### Problem requirements
Find and copy every line in the records that includes the string "caption".

Stored data
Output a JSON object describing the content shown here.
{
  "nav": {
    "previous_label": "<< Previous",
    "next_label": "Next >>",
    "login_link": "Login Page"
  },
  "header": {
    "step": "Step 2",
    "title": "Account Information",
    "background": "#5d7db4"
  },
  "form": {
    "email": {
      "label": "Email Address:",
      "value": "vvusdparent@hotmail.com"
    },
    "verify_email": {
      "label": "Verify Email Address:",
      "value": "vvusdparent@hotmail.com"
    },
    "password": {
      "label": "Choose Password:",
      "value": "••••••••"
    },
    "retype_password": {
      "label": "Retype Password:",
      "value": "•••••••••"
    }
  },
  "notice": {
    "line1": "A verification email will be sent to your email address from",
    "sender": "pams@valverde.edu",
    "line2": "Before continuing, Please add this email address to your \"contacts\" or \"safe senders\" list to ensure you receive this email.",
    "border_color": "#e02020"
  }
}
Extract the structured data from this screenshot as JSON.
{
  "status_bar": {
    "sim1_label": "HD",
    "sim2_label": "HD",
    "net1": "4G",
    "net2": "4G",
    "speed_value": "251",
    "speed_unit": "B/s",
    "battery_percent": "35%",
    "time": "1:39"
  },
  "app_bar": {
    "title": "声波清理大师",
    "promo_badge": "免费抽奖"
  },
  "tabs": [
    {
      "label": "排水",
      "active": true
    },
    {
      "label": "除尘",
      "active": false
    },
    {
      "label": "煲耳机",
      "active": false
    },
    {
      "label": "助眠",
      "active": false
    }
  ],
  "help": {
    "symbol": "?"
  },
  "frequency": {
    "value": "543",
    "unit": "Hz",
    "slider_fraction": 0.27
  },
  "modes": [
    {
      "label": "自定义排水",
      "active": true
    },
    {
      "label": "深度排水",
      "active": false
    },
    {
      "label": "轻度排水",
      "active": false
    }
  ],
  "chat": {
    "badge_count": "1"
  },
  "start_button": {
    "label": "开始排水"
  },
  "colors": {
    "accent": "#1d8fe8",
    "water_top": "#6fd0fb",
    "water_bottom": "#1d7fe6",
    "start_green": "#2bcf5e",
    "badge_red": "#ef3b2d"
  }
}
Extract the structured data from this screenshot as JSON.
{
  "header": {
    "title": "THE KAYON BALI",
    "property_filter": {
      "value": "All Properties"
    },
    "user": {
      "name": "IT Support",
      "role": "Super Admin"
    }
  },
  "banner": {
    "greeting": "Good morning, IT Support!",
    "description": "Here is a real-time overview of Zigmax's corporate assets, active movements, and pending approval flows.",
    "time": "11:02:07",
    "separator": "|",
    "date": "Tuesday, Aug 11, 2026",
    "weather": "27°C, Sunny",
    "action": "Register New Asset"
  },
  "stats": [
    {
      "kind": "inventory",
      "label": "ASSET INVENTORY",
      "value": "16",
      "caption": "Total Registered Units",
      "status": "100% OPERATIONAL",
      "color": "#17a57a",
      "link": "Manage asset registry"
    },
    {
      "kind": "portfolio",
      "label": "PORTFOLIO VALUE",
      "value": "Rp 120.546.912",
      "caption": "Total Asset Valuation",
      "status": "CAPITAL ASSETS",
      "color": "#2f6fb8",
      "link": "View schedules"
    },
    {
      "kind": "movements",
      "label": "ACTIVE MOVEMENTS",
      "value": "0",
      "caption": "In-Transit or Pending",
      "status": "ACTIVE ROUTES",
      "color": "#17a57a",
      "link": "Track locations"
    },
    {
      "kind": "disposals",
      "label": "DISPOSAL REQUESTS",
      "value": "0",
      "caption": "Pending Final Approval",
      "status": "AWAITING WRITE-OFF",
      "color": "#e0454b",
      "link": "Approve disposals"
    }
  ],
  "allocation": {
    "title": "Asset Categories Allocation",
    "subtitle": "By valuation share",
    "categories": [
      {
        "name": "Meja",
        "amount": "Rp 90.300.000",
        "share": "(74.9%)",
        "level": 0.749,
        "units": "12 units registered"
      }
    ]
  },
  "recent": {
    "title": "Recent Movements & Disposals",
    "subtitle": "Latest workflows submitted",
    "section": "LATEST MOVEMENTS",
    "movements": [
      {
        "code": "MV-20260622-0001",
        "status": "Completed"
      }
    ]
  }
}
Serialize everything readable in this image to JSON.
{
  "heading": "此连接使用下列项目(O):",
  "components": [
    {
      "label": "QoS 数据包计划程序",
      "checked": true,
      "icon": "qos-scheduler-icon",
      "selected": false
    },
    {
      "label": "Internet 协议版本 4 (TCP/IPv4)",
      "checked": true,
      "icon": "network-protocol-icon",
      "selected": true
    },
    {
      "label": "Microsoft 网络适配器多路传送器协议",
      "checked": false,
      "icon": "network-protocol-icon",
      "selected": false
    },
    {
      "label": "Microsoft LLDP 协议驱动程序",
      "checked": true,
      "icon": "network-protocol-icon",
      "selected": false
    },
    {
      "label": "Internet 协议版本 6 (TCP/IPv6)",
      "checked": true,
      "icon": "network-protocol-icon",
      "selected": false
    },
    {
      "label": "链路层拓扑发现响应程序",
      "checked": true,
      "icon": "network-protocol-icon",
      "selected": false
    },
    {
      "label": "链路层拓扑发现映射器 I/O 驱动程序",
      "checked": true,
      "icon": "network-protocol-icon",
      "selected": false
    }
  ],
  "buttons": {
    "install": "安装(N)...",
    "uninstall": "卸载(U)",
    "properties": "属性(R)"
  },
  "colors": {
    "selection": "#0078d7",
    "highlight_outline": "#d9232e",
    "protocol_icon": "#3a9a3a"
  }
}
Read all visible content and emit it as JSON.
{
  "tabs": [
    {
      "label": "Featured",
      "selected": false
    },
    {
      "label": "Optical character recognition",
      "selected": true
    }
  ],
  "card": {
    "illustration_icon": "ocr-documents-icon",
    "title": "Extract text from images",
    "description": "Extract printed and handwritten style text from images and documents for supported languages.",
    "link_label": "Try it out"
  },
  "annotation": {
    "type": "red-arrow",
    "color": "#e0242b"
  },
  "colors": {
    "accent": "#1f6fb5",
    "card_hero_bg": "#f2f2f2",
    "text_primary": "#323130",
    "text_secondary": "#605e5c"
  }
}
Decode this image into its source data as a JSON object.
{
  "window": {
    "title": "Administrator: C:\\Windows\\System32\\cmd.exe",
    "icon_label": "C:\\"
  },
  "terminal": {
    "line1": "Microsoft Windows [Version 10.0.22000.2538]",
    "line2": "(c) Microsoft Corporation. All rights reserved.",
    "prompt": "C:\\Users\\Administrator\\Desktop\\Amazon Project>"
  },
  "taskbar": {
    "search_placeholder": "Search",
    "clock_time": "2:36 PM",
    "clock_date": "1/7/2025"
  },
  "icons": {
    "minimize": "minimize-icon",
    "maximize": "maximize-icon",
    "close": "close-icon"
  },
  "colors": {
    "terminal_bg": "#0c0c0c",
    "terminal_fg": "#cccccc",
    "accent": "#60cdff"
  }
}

### Reply to the exercise
      "caption": "Total Registered Units",
      "caption": "Total Asset Valuation",
      "caption": "In-Transit or Pending",
      "caption": "Pending Final Approval",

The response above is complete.